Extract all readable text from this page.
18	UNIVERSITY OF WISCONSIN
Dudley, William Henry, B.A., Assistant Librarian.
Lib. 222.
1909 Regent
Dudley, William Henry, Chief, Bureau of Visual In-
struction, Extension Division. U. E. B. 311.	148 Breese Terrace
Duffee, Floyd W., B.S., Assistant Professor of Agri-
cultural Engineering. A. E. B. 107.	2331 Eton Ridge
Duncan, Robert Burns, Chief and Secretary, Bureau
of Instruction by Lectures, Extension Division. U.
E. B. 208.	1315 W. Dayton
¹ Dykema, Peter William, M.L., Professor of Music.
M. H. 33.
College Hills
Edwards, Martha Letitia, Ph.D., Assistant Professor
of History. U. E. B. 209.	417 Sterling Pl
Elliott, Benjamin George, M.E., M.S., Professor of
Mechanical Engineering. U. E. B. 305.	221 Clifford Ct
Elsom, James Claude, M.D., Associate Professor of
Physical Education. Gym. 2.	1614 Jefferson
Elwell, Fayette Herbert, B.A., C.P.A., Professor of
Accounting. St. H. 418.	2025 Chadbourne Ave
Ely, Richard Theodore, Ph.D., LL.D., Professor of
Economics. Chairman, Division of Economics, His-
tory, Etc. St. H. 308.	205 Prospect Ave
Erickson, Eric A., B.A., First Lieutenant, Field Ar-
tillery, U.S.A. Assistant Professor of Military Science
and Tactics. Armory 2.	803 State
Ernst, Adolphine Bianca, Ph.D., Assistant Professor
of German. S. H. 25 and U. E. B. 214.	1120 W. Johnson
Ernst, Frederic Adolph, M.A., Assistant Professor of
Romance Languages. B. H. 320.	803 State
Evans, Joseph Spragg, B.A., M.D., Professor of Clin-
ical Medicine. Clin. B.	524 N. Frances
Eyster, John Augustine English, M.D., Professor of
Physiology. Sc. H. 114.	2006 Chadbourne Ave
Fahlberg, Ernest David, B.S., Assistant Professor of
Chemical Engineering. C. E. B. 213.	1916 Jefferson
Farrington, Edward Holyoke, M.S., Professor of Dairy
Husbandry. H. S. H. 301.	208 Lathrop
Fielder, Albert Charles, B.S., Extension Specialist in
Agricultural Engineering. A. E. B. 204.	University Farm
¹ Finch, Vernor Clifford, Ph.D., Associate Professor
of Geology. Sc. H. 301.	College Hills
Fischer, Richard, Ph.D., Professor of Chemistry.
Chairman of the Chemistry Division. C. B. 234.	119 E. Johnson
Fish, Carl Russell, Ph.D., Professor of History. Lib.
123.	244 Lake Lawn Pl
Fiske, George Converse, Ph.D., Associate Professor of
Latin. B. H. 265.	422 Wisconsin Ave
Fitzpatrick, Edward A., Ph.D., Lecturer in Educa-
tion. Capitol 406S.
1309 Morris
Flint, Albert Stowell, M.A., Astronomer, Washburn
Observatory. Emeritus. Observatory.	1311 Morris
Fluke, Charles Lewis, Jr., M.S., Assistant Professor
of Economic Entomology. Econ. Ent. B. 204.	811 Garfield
————
▸ Work to do
Keep only those lines of the records that hold "Clin", and return them.

▸ Right answer
Evans, Joseph Spragg, B.A., M.D., Professor of Clin-
ical Medicine. Clin. B.	524 N. Frances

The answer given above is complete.